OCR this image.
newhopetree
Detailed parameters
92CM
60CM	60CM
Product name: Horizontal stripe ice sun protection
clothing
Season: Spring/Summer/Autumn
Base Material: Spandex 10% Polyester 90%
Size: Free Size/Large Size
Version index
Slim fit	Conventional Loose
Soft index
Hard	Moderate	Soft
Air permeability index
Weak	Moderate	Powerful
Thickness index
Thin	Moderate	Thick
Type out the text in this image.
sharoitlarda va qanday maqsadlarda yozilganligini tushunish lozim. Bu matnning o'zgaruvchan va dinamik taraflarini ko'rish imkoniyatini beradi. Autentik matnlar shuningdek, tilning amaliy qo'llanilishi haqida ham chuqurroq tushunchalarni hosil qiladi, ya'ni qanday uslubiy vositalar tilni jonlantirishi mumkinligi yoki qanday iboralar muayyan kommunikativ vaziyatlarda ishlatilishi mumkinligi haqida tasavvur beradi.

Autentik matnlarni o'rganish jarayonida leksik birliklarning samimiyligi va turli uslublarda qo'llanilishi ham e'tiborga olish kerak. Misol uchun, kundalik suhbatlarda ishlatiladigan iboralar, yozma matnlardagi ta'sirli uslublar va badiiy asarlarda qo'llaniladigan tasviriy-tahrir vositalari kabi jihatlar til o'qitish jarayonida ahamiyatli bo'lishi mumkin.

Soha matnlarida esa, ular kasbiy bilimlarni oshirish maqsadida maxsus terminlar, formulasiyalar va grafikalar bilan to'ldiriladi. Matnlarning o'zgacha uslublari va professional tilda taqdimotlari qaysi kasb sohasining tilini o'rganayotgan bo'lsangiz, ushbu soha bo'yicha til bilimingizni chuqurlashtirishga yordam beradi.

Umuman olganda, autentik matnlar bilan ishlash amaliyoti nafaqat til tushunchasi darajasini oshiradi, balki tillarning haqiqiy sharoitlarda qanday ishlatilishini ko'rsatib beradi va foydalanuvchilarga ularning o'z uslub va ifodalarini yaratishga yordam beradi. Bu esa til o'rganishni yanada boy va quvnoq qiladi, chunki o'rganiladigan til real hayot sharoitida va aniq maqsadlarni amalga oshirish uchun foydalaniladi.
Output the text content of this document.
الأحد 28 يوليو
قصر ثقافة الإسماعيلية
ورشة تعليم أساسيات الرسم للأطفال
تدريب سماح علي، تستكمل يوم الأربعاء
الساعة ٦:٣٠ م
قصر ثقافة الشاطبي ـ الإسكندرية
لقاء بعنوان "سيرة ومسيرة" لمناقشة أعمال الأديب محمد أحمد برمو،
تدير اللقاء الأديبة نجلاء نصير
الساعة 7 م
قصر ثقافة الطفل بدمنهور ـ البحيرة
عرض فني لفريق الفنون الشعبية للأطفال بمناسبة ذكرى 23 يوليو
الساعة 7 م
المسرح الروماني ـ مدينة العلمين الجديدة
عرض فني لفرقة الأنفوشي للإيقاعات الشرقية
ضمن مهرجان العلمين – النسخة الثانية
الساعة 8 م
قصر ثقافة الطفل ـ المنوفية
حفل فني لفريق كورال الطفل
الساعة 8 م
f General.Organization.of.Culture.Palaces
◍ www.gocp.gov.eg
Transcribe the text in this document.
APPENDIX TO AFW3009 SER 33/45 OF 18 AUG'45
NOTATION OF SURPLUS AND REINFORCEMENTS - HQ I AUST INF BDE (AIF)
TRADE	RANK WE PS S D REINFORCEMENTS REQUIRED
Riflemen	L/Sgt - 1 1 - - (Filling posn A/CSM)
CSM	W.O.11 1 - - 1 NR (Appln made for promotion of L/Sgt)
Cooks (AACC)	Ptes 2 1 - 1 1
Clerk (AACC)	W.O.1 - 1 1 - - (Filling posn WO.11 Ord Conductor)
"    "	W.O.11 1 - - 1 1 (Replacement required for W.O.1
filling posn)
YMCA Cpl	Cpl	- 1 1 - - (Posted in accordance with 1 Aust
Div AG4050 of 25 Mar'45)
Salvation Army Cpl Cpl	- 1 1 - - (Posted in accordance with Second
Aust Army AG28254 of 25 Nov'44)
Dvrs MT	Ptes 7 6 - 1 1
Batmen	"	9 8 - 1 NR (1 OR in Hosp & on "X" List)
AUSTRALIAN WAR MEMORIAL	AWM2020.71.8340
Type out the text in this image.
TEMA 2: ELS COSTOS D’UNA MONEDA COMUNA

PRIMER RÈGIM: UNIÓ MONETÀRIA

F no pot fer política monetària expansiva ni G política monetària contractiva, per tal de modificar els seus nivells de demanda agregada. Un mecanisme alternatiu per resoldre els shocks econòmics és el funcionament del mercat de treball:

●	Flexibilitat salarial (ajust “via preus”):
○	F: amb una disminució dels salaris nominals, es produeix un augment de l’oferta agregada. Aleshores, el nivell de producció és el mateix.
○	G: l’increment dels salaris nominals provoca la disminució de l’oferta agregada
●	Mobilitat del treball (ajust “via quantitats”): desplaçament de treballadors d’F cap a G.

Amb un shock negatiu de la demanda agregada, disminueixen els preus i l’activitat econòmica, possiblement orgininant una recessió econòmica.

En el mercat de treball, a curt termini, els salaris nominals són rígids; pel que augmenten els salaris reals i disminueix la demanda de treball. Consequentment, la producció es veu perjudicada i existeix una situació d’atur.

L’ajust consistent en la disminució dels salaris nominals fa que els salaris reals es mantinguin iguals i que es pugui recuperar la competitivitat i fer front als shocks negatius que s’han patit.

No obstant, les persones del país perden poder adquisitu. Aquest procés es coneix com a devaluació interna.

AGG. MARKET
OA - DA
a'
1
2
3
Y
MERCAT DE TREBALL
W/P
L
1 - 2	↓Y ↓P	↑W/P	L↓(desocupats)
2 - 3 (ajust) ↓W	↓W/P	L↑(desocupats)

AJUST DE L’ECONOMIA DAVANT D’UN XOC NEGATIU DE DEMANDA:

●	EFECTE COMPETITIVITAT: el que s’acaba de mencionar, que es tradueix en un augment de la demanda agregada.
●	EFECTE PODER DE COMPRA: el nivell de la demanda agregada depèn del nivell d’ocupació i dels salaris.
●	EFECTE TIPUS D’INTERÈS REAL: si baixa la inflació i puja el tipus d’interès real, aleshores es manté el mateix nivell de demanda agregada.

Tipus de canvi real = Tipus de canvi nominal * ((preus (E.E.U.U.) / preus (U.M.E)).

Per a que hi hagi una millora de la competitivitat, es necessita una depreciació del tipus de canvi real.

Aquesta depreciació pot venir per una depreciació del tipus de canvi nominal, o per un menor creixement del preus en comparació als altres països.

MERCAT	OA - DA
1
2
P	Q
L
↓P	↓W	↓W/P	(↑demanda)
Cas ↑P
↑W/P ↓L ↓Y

**Task description:**
Lines from the records above that hold "beradi" are the ones to list.

**Task response:**
sharoitlarda va qanday maqsadlarda yozilganligini tushunish lozim. Bu matnning o'zgaruvchan va dinamik taraflarini ko'rish imkoniyatini beradi. Autentik matnlar shuningdek, tilning amaliy qo'llanilishi haqida ham chuqurroq tushunchalarni hosil qiladi, ya'ni qanday uslubiy vositalar tilni jonlantirishi mumkinligi yoki qanday iboralar muayyan kommunikativ vaziyatlarda ishlatilishi mumkinligi haqida tasavvur beradi.
Soha matnlarida esa, ular kasbiy bilimlarni oshirish maqsadida maxsus terminlar, formulasiyalar va grafikalar bilan to'ldiriladi. Matnlarning o'zgacha uslublari va professional tilda taqdimotlari qaysi kasb sohasining tilini o'rganayotgan bo'lsangiz, ushbu soha bo'yicha til bilimingizni chuqurlashtirishga yordam beradi.
Umuman olganda, autentik matnlar bilan ishlash amaliyoti nafaqat til tushunchasi darajasini oshiradi, balki tillarning haqiqiy sharoitlarda qanday ishlatilishini ko'rsatib beradi va foydalanuvchilarga ularning o'z uslub va ifodalarini yaratishga yordam beradi. Bu esa til o'rganishni yanada boy va quvnoq qiladi, chunki o'rganiladigan til real hayot sharoitida va aniq maqsadlarni amalga oshirish uchun foydalaniladi.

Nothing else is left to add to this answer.